Stored data entries:
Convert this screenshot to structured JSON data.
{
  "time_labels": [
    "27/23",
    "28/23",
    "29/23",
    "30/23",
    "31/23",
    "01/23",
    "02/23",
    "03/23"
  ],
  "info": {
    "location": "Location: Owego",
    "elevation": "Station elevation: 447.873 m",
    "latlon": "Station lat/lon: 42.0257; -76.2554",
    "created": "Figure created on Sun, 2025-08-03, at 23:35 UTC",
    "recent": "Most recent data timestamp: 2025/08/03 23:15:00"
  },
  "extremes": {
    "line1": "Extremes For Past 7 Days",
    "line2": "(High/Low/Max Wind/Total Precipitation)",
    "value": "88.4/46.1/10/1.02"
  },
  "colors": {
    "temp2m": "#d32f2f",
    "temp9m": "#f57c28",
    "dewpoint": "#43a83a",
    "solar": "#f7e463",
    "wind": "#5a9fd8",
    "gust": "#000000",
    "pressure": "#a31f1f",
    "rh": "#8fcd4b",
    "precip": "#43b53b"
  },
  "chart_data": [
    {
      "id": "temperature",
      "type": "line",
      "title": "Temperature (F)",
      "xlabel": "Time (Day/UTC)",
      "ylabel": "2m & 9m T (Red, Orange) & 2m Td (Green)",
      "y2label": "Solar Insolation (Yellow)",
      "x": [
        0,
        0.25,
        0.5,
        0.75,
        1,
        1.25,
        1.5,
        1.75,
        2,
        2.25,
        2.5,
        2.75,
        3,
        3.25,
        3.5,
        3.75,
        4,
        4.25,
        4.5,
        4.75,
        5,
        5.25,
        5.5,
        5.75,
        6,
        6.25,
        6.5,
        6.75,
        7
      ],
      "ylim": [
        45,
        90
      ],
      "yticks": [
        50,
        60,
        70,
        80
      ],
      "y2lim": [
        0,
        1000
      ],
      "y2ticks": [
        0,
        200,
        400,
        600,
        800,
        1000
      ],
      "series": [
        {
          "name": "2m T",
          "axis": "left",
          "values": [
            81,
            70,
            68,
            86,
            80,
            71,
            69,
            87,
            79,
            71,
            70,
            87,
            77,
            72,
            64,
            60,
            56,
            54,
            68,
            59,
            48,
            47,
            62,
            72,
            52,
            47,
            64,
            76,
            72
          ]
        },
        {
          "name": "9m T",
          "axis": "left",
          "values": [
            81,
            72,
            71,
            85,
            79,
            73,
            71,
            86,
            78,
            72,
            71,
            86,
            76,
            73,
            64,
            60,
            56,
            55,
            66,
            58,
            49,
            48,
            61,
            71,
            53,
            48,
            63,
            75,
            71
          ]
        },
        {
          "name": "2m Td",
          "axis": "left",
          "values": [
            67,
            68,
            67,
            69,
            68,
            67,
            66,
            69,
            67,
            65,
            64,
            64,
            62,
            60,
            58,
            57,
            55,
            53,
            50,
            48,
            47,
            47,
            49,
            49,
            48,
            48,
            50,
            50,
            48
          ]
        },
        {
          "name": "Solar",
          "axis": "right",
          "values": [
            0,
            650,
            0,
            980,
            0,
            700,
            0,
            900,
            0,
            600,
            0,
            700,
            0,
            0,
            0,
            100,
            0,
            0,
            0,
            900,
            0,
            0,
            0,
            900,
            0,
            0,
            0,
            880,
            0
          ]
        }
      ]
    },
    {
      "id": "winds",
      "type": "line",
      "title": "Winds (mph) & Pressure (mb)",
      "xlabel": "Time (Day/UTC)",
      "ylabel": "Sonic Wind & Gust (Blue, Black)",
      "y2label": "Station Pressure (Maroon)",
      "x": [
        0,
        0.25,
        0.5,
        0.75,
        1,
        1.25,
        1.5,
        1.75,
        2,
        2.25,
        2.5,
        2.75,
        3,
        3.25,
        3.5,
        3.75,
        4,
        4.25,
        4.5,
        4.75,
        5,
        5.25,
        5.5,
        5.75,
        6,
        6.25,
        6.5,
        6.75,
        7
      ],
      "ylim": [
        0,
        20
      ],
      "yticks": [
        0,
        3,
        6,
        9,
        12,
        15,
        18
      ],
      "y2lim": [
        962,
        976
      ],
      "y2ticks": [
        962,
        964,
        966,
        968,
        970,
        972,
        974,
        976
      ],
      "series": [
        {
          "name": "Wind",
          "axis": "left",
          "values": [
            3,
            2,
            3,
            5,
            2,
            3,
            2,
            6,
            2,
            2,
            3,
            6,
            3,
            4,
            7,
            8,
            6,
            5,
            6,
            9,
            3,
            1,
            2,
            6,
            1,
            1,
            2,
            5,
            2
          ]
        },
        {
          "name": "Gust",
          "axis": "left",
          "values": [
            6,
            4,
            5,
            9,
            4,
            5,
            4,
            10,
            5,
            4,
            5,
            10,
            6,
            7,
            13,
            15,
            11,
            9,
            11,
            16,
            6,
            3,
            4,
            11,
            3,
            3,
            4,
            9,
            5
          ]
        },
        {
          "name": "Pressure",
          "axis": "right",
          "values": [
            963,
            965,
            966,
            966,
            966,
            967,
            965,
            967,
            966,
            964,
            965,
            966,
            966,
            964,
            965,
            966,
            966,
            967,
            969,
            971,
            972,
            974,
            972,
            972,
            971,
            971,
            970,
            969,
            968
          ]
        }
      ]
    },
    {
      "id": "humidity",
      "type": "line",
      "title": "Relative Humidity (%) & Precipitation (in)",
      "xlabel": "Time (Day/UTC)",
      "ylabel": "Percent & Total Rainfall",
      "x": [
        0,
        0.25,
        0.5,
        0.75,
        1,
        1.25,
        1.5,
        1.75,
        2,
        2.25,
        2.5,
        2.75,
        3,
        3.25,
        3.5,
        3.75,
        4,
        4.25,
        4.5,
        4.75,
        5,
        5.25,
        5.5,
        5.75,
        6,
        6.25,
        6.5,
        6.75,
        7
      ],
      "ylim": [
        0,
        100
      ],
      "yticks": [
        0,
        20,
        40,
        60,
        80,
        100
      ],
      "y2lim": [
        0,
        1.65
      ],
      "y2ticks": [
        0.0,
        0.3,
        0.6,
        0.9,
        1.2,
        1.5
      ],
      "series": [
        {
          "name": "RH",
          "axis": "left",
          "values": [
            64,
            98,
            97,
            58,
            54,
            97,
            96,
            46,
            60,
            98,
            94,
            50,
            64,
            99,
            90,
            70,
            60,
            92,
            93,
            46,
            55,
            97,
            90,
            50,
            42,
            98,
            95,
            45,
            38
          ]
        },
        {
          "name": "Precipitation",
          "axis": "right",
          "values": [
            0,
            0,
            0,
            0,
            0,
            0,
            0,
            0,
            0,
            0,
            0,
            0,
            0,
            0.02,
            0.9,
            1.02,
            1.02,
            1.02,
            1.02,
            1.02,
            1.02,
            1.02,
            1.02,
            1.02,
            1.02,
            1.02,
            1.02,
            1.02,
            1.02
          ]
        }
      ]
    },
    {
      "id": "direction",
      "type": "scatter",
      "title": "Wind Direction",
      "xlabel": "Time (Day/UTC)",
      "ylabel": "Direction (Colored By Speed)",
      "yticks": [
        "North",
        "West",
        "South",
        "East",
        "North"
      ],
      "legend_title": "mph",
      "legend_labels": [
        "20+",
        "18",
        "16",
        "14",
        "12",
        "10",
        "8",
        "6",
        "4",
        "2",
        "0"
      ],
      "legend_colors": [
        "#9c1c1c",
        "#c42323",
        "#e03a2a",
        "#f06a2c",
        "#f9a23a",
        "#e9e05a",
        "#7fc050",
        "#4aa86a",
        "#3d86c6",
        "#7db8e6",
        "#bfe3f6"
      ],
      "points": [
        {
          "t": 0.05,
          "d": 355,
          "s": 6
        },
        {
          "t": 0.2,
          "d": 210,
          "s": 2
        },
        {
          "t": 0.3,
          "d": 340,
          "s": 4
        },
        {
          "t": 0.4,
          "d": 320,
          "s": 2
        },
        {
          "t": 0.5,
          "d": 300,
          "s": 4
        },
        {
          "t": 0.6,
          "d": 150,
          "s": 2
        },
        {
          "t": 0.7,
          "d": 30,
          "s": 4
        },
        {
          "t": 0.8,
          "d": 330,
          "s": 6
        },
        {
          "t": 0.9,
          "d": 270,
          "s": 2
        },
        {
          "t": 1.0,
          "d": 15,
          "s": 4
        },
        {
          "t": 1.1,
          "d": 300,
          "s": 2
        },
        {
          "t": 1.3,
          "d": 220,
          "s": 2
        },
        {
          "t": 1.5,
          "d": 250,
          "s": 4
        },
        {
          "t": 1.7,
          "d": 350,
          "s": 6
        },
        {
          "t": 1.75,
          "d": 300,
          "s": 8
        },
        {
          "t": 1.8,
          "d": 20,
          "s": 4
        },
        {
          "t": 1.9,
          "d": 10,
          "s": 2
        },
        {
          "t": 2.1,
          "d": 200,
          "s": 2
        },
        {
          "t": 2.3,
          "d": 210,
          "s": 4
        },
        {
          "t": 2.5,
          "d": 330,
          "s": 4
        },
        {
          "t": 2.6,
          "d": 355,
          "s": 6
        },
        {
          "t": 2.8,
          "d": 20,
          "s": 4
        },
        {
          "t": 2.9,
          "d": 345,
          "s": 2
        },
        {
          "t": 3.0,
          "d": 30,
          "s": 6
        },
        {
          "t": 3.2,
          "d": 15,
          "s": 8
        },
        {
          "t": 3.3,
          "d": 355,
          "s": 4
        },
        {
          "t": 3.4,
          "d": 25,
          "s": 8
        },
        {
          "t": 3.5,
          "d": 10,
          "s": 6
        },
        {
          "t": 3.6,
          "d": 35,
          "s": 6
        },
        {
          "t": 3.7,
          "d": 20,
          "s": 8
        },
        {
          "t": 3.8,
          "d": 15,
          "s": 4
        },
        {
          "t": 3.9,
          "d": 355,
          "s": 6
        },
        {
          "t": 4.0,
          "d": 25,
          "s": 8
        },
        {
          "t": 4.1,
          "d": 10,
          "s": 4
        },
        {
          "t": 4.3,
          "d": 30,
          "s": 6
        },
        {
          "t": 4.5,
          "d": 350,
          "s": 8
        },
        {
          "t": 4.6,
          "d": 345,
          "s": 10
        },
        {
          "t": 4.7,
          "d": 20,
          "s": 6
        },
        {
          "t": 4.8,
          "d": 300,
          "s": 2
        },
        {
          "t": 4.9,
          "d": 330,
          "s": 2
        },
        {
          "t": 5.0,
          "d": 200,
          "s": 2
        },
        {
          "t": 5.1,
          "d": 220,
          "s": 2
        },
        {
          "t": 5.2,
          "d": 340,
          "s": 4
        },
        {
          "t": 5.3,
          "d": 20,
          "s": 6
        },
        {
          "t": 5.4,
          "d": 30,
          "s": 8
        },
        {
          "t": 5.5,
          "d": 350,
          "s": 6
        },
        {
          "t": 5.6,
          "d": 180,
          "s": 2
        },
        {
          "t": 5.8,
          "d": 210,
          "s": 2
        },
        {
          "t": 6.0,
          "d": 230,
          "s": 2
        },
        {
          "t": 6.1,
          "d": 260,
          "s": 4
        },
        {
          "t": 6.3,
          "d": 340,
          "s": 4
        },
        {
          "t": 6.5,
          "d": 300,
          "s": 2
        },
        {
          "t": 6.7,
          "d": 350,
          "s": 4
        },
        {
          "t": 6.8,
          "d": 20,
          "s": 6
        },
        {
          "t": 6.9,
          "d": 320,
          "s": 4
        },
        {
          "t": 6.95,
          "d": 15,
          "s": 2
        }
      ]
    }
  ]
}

• [Short exercise] Only lines with the word "ylabel" are wanted, so copy each one from the records.

• [Task response]
      "ylabel": "2m & 9m T (Red, Orange) & 2m Td (Green)",
      "ylabel": "Sonic Wind & Gust (Blue, Black)",
      "ylabel": "Percent & Total Rainfall",
      "ylabel": "Direction (Colored By Speed)",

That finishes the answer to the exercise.